Requirement -> Show each line of the data below that has the string "берегу" in it.

Dataset items ->

— Start —

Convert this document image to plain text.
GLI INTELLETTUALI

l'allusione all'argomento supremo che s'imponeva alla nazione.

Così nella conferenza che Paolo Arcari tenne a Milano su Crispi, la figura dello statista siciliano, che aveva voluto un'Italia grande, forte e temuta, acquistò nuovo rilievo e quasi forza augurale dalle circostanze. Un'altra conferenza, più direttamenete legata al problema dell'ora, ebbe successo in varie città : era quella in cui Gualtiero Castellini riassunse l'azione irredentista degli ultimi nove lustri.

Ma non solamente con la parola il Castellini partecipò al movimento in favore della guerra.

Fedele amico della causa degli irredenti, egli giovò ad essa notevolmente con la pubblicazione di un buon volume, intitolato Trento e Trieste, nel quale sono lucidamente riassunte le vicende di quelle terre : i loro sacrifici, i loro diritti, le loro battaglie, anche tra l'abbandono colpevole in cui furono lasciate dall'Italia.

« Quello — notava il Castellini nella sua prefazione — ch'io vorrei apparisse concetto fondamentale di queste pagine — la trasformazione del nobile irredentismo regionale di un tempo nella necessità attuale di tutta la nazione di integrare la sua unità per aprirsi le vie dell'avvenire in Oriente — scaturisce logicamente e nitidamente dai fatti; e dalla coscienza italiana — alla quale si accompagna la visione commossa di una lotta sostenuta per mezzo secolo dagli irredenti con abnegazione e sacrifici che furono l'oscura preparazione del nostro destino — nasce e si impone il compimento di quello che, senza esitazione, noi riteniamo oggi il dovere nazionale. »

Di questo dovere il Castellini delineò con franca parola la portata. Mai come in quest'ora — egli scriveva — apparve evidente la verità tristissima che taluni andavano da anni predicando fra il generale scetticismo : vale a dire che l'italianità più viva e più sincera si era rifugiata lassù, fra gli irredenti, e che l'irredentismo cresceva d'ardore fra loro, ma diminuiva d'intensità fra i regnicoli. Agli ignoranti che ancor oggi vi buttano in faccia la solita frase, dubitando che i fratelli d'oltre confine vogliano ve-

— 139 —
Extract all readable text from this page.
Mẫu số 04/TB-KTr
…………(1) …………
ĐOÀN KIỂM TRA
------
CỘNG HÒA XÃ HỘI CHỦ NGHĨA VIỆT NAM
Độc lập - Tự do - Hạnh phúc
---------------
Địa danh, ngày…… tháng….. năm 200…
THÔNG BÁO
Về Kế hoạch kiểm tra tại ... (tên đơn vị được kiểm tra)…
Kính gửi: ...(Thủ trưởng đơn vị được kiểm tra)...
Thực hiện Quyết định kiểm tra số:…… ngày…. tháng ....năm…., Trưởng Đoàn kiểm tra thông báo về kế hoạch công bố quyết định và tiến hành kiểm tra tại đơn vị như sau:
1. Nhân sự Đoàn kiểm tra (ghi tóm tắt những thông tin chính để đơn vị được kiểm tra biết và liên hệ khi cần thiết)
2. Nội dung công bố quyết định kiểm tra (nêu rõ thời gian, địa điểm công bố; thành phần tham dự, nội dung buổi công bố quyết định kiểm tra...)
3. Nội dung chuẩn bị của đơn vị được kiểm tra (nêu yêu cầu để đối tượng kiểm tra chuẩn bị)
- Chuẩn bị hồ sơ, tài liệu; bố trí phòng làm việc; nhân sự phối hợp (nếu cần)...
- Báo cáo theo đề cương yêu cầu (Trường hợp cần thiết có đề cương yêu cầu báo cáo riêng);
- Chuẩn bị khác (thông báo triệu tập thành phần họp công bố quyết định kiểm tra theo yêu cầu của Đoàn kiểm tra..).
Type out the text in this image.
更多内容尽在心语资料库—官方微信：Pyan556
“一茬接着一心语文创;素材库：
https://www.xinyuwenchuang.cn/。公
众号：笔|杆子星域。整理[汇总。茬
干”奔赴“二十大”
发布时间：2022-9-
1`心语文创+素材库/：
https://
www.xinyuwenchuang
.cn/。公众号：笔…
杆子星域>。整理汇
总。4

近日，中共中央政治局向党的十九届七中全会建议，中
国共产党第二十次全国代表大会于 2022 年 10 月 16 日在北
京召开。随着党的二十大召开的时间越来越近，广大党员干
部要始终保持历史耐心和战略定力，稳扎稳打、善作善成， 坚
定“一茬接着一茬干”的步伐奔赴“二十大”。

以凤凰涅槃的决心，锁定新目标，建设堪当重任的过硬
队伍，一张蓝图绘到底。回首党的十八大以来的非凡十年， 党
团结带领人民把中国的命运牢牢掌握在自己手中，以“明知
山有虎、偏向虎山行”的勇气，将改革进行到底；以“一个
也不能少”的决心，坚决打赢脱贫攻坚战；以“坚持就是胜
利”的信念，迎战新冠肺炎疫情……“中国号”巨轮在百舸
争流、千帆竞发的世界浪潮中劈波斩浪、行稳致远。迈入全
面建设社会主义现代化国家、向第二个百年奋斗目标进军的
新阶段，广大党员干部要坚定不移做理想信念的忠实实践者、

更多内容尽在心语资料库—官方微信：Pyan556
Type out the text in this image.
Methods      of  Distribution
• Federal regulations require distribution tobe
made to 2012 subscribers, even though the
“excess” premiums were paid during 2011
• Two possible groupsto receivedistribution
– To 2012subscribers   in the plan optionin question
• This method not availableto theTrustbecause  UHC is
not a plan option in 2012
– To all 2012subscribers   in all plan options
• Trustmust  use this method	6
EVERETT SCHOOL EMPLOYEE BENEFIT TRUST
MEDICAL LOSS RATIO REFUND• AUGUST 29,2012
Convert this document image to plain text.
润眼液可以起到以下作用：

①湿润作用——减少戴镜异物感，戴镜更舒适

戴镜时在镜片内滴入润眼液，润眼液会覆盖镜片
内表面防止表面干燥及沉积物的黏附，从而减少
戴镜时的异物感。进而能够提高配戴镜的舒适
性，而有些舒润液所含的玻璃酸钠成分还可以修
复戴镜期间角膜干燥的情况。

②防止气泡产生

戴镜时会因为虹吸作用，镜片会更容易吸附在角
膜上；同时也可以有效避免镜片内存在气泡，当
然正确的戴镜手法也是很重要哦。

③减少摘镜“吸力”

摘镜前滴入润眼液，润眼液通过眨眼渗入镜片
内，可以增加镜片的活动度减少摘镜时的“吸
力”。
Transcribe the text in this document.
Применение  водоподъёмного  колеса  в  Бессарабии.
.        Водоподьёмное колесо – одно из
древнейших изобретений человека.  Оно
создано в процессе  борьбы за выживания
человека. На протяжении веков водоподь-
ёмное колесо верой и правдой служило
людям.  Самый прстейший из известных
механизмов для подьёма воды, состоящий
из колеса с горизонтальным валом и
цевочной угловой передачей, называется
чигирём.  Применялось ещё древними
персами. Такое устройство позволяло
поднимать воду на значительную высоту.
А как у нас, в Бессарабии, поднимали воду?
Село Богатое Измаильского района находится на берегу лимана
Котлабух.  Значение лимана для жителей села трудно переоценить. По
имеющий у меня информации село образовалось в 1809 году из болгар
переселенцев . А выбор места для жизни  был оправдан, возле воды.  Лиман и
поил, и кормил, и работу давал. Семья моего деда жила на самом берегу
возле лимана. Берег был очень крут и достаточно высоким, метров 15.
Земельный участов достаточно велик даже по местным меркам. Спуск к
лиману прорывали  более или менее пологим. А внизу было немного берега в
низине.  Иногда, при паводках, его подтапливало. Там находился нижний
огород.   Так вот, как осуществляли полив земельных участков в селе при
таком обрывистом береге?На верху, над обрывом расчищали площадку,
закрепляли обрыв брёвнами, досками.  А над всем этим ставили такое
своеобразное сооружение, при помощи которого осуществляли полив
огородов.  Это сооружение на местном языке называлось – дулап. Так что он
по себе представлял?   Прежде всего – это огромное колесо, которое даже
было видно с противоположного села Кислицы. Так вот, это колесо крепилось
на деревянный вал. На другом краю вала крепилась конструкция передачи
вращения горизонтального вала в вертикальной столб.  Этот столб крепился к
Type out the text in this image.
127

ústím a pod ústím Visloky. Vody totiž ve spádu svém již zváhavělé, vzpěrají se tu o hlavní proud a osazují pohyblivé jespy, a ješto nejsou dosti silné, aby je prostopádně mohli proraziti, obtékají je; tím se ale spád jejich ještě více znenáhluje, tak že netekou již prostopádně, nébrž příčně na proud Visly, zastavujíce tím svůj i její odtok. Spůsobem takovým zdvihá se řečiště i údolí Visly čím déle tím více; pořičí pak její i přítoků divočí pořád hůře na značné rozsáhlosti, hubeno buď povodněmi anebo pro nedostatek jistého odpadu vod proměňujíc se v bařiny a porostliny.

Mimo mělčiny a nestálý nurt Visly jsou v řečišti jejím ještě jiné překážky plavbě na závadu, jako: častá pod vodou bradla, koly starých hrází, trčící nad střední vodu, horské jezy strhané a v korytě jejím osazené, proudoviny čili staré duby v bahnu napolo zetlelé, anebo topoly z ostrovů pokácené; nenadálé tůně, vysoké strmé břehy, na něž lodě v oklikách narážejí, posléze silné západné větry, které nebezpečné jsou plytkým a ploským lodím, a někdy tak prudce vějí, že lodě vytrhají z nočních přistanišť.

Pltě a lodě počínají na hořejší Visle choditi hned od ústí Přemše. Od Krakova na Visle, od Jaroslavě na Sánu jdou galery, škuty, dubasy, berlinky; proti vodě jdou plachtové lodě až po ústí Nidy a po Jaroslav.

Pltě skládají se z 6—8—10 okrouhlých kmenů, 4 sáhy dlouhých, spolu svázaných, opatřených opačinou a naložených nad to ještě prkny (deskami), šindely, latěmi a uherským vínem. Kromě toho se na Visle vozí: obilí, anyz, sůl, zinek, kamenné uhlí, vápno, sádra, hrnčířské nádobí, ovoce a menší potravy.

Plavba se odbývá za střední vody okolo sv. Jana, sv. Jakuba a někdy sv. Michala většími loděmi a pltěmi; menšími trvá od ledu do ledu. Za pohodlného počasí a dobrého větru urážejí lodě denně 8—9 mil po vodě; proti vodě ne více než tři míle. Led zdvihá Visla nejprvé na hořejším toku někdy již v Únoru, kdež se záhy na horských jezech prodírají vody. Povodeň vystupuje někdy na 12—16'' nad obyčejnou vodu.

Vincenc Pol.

— End —

Finished exercise ->
Село Богатое Измаильского района находится на берегу лимана
поил, и кормил, и работу давал. Семья моего деда жила на самом берегу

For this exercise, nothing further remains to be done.